Where a line of the material contains the string "правильности", copy that line.

START INPUT ROWS

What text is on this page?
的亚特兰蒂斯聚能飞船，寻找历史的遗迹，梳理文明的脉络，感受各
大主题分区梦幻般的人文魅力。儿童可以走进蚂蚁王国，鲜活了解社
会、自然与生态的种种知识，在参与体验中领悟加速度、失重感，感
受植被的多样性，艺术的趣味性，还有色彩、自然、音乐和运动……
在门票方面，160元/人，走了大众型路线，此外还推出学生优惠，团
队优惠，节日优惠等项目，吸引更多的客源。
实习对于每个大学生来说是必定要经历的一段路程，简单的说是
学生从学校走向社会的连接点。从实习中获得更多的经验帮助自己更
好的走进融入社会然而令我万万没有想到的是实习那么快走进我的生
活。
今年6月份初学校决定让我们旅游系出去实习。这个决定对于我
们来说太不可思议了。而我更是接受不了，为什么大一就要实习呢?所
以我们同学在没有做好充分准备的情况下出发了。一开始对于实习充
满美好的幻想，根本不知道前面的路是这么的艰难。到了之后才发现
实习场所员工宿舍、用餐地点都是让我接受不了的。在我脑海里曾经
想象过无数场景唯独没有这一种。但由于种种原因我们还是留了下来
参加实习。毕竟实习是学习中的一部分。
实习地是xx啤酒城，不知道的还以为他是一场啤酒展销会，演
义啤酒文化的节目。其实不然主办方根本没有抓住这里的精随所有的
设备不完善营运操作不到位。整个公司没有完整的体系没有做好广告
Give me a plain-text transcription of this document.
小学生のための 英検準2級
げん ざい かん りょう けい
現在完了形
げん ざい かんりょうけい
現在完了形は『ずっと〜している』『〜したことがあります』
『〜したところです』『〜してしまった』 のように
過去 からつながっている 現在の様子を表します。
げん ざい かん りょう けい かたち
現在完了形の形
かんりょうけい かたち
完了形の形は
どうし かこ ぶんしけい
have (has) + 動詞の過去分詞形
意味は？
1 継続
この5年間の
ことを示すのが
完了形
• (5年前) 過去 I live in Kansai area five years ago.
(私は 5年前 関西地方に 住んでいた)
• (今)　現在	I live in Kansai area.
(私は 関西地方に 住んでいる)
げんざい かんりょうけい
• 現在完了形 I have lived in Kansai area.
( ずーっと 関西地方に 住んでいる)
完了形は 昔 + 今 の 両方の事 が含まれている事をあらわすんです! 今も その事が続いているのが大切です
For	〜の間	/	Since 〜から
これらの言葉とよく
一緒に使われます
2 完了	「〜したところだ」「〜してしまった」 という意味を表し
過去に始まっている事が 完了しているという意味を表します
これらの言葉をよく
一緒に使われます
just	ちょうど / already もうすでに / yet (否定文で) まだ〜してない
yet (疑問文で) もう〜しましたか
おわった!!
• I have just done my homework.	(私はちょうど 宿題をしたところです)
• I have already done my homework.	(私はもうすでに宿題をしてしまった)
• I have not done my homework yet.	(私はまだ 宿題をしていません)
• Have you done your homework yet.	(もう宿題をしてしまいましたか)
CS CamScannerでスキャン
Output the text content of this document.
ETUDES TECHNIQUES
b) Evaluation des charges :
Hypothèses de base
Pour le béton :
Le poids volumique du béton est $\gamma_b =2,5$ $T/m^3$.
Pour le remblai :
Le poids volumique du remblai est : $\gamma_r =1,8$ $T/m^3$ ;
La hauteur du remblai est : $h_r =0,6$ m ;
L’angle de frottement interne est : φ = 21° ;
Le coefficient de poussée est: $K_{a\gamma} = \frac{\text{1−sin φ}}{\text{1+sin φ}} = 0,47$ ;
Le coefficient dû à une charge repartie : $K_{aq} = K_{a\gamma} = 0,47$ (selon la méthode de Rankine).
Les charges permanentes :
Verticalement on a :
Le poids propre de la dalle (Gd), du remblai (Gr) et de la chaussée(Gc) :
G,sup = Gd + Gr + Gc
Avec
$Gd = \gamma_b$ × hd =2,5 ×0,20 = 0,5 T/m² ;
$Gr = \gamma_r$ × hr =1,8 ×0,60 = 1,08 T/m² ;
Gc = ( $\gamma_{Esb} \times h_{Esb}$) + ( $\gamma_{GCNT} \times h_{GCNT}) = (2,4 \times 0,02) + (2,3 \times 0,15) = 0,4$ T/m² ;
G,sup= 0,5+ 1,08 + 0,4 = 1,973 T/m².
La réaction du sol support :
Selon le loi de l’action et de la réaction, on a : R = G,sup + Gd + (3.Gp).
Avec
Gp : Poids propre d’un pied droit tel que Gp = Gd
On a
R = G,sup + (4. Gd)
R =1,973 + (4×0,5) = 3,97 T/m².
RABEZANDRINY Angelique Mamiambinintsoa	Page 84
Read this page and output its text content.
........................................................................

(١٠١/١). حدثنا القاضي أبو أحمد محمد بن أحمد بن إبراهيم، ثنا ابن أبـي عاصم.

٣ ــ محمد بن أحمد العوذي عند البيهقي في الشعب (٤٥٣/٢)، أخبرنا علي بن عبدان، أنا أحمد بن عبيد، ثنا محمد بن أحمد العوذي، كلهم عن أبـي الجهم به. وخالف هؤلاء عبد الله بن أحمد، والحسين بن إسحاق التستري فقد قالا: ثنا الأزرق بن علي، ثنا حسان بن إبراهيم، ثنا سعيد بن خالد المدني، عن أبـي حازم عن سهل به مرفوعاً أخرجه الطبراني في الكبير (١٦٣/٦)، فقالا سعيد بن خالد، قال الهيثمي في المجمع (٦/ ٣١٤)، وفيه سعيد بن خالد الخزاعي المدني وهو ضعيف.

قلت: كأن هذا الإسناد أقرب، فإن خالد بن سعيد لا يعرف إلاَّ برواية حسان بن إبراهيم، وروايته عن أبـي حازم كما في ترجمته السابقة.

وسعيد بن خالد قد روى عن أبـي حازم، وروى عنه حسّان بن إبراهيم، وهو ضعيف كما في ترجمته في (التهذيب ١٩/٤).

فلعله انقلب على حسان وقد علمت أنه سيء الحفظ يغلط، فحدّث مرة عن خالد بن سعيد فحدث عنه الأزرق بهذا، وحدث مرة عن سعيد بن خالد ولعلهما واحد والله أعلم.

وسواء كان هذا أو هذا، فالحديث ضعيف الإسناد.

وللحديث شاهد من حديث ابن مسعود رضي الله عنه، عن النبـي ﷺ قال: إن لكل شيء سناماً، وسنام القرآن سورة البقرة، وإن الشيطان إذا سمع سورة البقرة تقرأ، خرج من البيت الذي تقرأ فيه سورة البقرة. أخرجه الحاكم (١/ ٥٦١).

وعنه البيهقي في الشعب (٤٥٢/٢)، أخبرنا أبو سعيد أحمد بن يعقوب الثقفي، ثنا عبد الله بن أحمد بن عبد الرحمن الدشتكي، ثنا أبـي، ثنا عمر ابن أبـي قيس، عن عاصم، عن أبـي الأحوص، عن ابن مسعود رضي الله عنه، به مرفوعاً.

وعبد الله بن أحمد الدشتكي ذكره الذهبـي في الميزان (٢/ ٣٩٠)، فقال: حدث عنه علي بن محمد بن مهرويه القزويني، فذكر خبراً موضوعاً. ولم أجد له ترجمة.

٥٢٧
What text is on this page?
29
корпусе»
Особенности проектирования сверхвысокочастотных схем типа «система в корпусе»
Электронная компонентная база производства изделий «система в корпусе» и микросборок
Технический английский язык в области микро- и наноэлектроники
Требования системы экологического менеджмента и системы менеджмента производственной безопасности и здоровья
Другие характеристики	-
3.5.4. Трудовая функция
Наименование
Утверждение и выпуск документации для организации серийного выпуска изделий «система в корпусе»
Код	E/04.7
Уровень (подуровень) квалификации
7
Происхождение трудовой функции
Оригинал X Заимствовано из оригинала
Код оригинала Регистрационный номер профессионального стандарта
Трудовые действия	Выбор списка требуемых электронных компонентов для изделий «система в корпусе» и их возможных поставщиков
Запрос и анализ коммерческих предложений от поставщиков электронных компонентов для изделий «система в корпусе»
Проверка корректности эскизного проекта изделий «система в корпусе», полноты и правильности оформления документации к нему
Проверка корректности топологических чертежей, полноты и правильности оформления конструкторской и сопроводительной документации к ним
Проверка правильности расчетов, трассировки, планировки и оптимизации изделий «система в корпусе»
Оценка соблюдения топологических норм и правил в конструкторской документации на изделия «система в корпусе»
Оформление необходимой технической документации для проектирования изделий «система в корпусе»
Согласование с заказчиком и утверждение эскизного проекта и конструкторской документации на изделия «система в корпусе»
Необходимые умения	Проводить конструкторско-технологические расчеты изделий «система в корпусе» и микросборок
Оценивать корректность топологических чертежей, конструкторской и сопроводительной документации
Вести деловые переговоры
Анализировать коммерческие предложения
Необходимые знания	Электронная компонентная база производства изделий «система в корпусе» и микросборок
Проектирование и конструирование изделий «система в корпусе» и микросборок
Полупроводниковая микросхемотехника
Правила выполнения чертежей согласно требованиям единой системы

END INPUT ROWS

EXPECTED OUTPUT:
Проверка корректности эскизного проекта изделий «система в корпусе», полноты и правильности оформления документации к нему
Проверка корректности топологических чертежей, полноты и правильности оформления конструкторской и сопроводительной документации к ним
Проверка правильности расчетов, трассировки, планировки и оптимизации изделий «система в корпусе»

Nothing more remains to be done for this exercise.